● **Page extract**
━━━━━━━━━━━━━━━━━━━━━━━━━━━━━━

Edit: Marie, I do think I know what you mean if you're referring to Machen's "Christianity and Liberalism." Mohler is largely standing on the shoulders of giants like Machen and Schaeffer.

If Moore is anything, he's the "new" Carl Henry, which I trust is fairly obvious to those who are familiar with both. In addition to the emphasis on social action (i.e. "Kingdom" work) he emphasizes ecclesiology whereas the New Evangelicals neglected it. That's good, but it seems to me that it just makes the ecumenical gestures even more glaring. Good fences make good neighbors, but when one makes unequivocal statements like the one's I noted above, how is that not breaking down part of the fence? As I see it, RC and EO are behind a wall, not a fence as one as you'd have with Presbyterians. 

But go ahead and dismiss me as a fundy or one of Machen's Warrior Children, even though I'm not Presbyterian anymore. I won't fight the characterization too strongly.


----------



## FedByRavens (Nov 26, 2011)

Tim conway.


----------



## Weston Stoler (Nov 26, 2011)

Joel osteen.


----------



## MarieP (Nov 26, 2011)

Pilgrim said:


> Edit: Marie, I do think I know what you mean if you're referring to Machen's "Christianity and Liberalism." Mohler is largely standing on the shoulders of giants like Machen and Schaeffer.



Yes, that's what I meant. Also, Schaeffer studied under Machen. Like you, I do see that it's not an exact parallel.


----------



## jwright82 (Nov 28, 2011)

I like Horton for the very reason that he yes is eucumenical, Aliance of Confessing Evangelicals, but also unapologeticly (no pun intended) Vantillian in the fact that he defends the Reformed faith not some "bare theism" or "mere christianity". In his contribution to this book, Amazon.com: Beyond the Bounds: Open Theism and the Undermining of Biblical Christianity (9781581344622): John Piper, Justin Taylor, Paul Kjoss Helseth: Books, he writes a chapter comparing Open Theism's theological method with The Reformed Theological Method. And that is an eucumenical book.

━━━━━━━━━━━━━━━━━━━━━━━━━━━━━━

Records from a data collection
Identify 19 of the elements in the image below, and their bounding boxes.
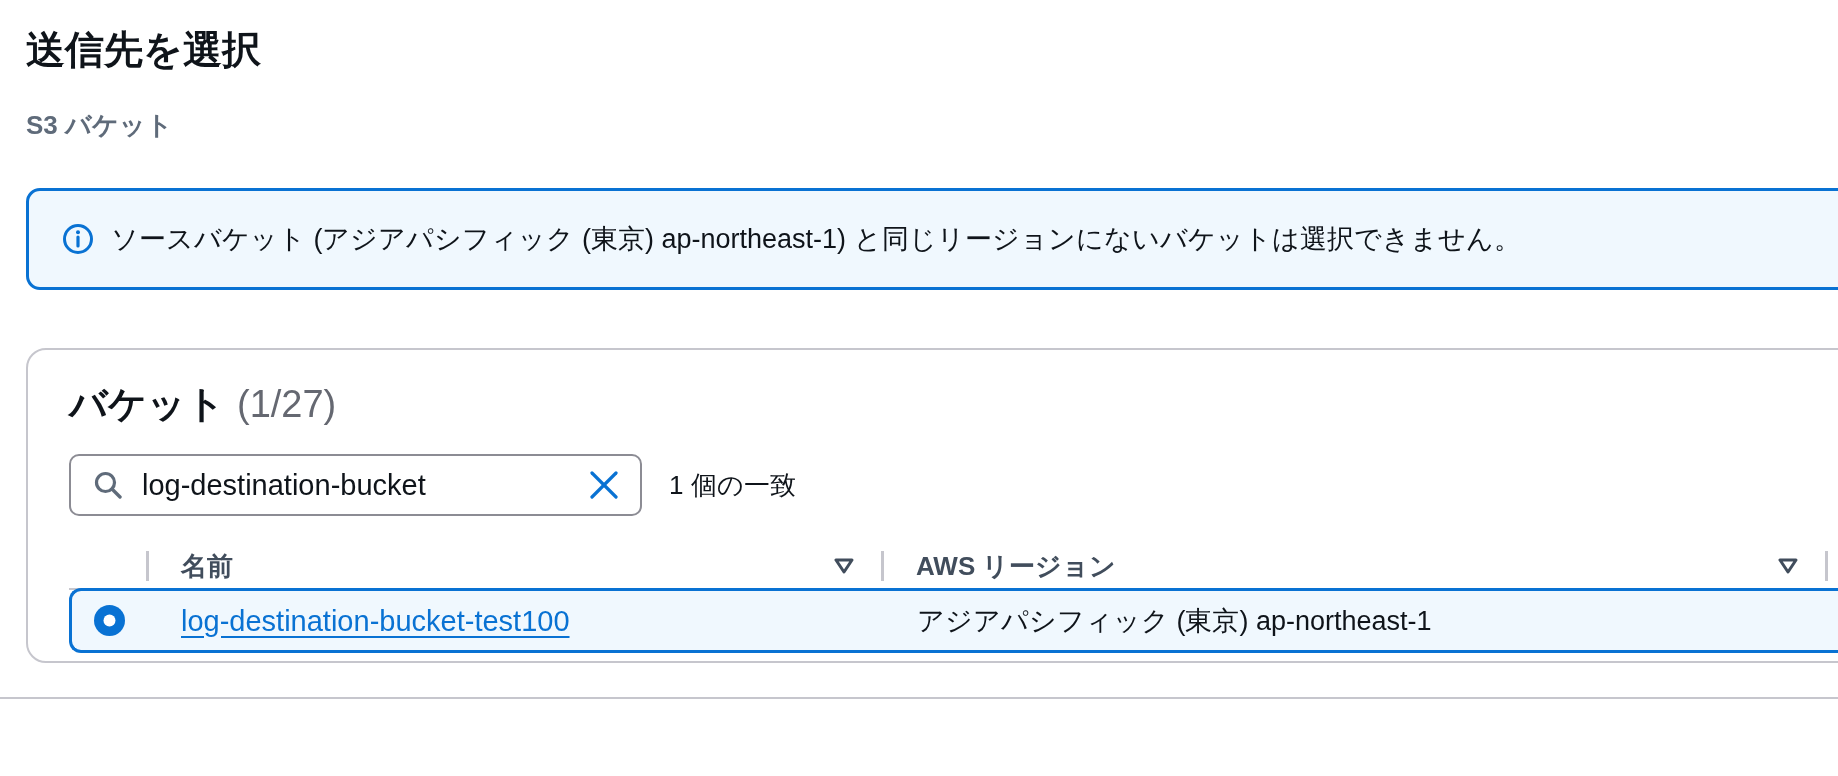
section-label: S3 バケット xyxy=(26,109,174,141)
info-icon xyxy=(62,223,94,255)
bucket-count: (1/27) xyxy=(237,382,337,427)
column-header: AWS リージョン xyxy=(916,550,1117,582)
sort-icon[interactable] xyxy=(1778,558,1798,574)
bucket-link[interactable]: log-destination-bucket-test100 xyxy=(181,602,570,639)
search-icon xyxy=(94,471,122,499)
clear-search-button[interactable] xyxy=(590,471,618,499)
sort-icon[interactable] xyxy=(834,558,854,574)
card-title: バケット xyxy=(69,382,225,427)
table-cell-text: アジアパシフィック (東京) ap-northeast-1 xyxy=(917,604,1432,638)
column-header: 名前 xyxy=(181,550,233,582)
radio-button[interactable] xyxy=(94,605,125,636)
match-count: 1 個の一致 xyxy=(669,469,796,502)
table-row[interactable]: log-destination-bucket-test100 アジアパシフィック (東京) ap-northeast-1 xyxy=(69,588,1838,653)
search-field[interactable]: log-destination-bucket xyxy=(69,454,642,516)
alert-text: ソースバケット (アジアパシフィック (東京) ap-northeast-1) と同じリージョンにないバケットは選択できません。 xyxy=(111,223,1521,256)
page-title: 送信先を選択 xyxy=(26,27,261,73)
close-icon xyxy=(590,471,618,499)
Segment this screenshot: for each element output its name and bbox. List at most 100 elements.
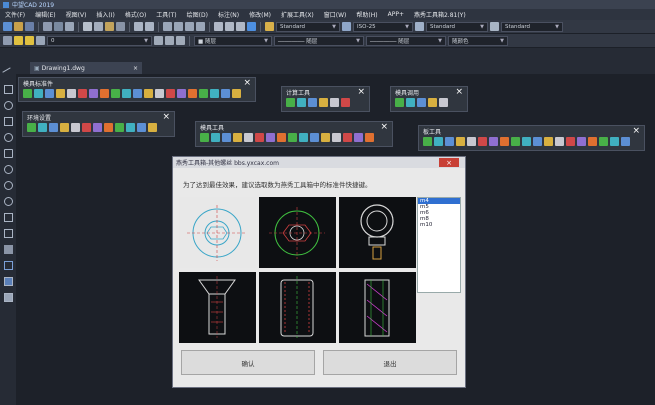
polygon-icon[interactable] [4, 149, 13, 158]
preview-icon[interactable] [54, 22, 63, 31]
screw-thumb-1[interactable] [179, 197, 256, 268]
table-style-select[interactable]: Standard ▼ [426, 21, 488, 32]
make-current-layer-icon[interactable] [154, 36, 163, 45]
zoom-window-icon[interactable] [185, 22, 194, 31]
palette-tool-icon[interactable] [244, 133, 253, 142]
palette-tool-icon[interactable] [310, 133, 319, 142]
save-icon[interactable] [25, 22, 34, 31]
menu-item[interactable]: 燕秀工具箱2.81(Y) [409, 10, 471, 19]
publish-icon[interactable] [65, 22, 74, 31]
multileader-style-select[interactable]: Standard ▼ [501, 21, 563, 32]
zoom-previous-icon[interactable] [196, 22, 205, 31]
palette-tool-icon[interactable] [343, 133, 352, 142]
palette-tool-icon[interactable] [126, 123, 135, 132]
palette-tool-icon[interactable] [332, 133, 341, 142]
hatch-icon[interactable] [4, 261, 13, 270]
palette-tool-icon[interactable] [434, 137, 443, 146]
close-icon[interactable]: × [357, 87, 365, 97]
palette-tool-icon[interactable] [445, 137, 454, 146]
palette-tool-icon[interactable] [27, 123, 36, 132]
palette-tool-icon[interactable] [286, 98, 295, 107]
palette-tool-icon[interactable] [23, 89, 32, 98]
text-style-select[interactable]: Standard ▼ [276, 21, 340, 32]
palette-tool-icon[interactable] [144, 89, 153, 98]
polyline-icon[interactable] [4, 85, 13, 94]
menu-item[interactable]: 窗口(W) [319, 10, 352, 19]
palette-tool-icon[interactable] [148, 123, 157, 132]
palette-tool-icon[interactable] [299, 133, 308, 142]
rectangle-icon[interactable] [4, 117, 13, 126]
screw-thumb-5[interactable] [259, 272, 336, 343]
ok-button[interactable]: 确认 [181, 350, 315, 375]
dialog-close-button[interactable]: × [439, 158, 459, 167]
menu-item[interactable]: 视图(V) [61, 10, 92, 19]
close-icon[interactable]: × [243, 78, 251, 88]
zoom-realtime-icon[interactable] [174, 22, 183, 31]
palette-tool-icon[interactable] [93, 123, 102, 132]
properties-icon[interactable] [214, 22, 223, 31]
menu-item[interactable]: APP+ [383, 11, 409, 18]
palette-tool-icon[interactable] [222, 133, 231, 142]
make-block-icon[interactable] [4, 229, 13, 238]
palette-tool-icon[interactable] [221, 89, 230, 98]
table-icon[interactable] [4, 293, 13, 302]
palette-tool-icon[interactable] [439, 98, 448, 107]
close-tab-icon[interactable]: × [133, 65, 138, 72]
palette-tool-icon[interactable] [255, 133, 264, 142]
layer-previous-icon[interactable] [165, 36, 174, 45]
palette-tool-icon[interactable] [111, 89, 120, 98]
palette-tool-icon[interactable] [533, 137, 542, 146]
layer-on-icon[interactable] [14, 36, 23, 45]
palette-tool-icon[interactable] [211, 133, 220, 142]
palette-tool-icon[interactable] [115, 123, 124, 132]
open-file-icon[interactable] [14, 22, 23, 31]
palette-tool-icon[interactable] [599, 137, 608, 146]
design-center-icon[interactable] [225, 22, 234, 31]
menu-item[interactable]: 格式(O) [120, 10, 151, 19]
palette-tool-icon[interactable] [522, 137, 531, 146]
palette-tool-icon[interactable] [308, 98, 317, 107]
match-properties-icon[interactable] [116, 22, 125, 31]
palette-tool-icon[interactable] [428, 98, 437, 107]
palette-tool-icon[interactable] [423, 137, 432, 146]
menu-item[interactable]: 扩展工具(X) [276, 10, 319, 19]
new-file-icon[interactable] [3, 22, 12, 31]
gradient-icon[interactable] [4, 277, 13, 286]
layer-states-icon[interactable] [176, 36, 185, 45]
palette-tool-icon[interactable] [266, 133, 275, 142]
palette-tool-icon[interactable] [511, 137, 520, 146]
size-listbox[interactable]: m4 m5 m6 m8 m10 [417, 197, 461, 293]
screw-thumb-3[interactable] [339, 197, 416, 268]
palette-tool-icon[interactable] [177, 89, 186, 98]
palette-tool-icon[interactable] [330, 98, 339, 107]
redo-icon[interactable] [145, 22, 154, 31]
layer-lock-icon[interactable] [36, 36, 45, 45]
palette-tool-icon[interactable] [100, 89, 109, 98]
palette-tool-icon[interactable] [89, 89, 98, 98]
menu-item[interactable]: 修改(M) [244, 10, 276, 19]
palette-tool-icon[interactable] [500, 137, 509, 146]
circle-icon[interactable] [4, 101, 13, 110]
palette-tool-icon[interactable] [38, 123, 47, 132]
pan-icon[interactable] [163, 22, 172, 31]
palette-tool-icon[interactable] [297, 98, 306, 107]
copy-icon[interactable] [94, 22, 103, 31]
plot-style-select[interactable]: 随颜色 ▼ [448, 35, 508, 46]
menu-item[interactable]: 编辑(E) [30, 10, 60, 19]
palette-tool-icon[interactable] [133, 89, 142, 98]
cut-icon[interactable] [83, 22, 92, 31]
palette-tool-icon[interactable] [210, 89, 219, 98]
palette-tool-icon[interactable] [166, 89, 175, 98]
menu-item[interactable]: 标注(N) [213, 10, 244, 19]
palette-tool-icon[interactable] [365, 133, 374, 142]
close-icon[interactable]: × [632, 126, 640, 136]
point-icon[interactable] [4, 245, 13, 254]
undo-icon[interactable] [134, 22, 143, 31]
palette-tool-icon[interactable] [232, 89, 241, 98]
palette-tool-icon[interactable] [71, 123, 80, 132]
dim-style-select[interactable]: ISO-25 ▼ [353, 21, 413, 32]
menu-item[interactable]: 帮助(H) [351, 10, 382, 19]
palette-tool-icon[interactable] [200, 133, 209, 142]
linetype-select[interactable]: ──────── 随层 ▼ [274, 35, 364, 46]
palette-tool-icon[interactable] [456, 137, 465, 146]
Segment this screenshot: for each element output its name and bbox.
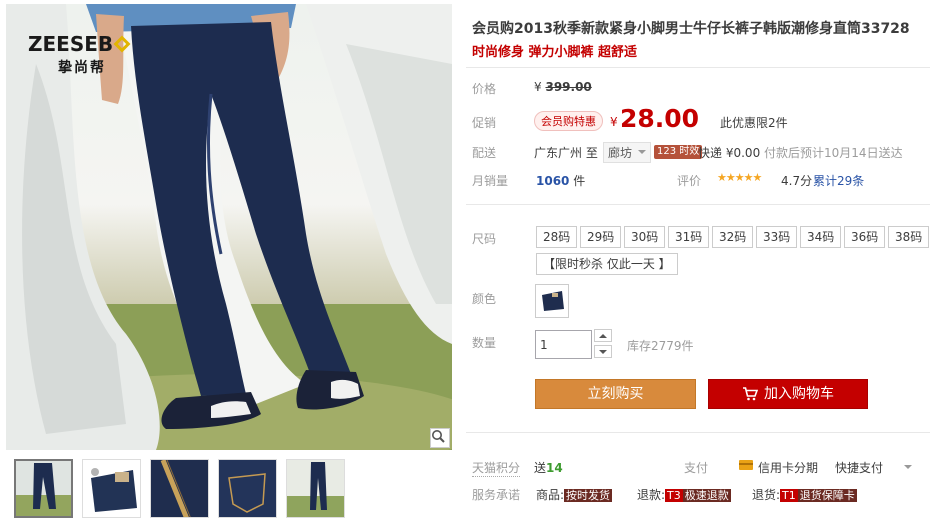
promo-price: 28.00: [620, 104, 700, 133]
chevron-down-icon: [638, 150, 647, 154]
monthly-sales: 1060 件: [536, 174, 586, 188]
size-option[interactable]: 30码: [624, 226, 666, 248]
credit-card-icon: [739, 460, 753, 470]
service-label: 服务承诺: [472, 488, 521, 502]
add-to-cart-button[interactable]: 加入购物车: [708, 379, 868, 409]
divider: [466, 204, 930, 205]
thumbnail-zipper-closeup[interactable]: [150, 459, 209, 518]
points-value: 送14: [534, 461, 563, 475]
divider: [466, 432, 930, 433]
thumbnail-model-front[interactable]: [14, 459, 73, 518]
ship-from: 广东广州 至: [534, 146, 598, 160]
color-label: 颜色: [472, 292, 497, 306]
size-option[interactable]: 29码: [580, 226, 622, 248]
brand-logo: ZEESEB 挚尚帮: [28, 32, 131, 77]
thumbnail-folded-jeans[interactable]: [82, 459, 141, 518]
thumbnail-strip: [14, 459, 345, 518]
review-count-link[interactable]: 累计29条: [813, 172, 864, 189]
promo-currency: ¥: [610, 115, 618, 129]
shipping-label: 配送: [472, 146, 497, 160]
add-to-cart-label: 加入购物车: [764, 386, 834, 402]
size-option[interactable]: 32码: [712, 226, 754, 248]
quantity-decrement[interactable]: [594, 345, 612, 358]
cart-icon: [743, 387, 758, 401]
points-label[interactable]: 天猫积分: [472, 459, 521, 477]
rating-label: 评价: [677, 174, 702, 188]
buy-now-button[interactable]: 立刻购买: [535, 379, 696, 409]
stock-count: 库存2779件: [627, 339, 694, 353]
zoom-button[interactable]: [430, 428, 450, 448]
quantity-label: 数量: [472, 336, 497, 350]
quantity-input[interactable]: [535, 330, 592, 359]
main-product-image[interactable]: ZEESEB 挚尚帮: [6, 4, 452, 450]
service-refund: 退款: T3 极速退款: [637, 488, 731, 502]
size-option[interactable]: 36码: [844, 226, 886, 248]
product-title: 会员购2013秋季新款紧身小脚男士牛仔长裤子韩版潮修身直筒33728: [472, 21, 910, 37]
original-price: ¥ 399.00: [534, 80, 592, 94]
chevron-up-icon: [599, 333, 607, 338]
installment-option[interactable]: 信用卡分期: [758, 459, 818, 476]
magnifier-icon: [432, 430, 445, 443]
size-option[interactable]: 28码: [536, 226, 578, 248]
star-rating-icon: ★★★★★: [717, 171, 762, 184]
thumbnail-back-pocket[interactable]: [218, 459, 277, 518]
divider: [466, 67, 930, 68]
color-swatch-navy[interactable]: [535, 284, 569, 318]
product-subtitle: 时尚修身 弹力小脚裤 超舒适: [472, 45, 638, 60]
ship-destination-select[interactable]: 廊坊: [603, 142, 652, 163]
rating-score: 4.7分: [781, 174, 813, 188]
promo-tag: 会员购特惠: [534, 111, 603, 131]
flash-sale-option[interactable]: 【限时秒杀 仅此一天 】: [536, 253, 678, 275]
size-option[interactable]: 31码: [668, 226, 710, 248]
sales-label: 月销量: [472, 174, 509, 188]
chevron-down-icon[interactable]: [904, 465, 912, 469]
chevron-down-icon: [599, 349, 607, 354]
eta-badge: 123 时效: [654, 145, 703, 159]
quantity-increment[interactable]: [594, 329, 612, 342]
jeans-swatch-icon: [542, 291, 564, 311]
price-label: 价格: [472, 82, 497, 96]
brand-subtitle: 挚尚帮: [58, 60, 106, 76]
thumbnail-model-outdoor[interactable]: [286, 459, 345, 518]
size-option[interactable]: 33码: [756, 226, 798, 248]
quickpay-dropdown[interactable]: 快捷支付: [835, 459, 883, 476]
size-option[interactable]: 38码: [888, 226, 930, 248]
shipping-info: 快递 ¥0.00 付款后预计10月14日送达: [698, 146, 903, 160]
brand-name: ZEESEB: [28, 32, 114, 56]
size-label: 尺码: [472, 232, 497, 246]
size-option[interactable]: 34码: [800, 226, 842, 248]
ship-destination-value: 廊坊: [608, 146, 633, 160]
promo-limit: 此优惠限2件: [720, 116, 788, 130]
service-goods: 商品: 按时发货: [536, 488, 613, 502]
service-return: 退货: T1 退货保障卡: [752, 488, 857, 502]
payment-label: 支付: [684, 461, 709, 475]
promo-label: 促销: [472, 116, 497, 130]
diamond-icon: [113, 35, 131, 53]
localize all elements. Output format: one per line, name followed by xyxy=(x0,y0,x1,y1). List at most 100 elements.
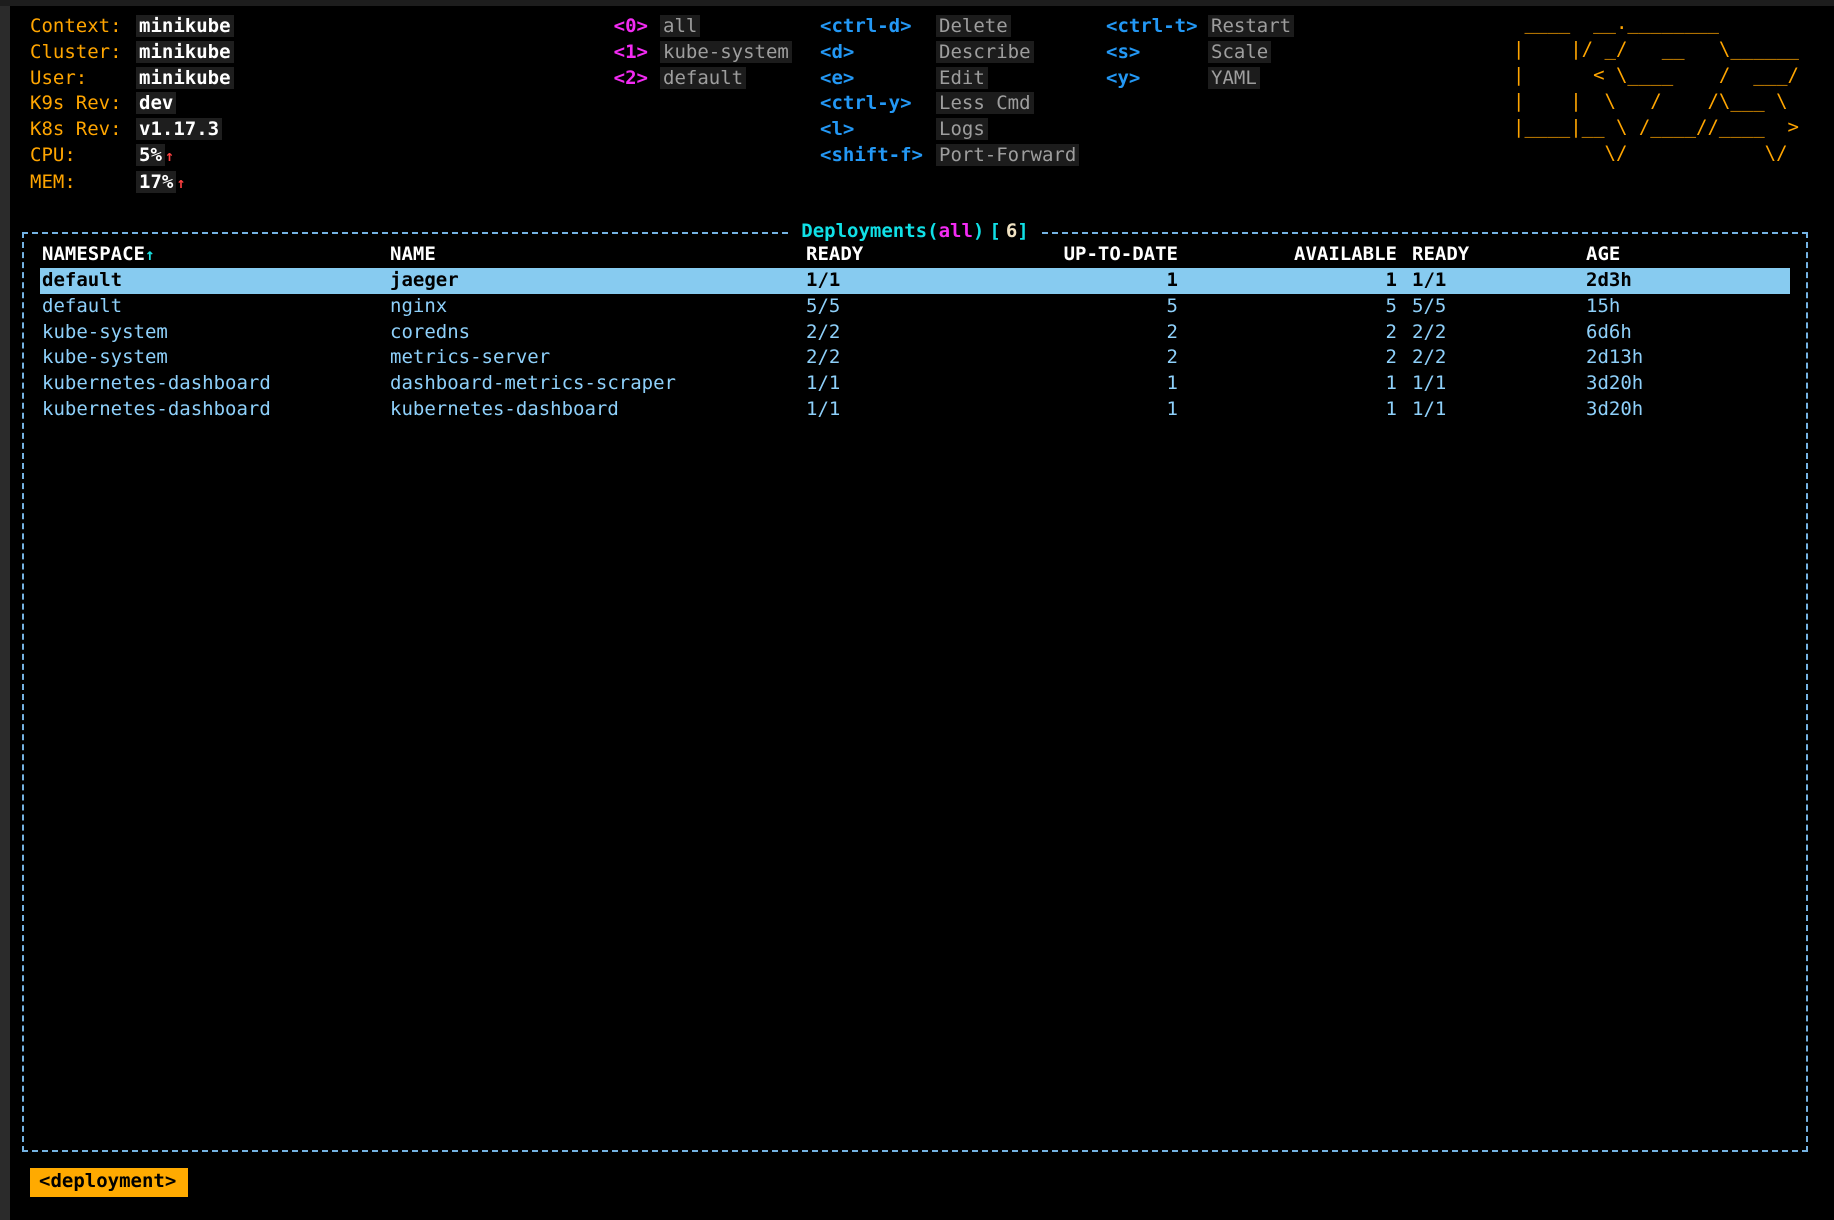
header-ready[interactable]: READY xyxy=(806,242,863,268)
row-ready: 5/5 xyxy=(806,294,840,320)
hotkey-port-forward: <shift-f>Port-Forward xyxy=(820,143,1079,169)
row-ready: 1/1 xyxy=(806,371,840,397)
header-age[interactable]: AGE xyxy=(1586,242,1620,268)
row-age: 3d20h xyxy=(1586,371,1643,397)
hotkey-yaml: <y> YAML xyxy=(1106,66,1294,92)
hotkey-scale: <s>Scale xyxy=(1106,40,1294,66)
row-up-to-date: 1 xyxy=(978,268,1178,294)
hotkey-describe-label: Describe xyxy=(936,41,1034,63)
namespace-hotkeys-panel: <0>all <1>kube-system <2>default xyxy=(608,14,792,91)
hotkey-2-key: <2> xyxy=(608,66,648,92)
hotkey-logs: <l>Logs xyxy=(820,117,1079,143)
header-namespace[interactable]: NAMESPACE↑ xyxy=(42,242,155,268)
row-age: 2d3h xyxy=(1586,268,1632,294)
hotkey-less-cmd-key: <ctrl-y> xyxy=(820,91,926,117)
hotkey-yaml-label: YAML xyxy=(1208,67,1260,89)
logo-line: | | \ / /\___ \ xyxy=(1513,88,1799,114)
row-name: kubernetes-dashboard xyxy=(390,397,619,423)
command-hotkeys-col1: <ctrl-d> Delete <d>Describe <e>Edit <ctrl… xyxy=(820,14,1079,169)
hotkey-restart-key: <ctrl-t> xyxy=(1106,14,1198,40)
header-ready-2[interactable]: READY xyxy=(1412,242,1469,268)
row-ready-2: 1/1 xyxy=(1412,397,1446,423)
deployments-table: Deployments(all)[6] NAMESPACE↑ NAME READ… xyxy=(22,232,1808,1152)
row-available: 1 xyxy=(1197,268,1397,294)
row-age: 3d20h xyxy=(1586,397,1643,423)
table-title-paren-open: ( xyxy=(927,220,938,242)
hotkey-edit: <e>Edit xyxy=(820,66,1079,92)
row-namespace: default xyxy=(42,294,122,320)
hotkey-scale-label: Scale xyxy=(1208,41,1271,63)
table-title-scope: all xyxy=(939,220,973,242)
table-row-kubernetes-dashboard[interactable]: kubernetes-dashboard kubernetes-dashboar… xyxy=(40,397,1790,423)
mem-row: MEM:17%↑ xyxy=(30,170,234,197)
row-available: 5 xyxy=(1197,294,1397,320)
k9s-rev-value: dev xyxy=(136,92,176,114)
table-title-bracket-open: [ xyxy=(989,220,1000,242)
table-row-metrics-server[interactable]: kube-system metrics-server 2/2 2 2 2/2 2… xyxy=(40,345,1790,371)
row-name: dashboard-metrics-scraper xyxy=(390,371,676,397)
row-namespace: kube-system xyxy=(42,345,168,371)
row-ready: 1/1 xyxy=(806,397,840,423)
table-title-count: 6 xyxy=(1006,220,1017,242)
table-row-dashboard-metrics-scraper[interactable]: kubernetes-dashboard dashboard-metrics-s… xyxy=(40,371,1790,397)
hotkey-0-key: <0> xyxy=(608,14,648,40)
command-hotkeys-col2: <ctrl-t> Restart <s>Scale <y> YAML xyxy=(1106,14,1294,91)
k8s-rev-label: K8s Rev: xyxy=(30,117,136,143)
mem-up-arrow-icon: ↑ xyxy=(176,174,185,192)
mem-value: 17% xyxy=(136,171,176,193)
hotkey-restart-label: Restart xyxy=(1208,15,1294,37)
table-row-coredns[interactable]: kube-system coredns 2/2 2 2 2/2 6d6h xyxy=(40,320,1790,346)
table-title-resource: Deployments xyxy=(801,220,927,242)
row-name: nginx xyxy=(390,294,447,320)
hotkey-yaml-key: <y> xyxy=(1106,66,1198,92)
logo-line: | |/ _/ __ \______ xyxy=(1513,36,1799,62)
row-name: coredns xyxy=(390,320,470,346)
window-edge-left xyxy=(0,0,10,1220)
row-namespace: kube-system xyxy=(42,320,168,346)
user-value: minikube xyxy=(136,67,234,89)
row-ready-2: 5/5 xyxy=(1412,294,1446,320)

━━━━━━━━━━━━━━━━━━━━━━━━━━━━━━

● **Required task**
According to MarieP in the forum thread, who did Schaeffer study under? The listing has no connection to the forum thread.

● **Completed exercise**
Machen.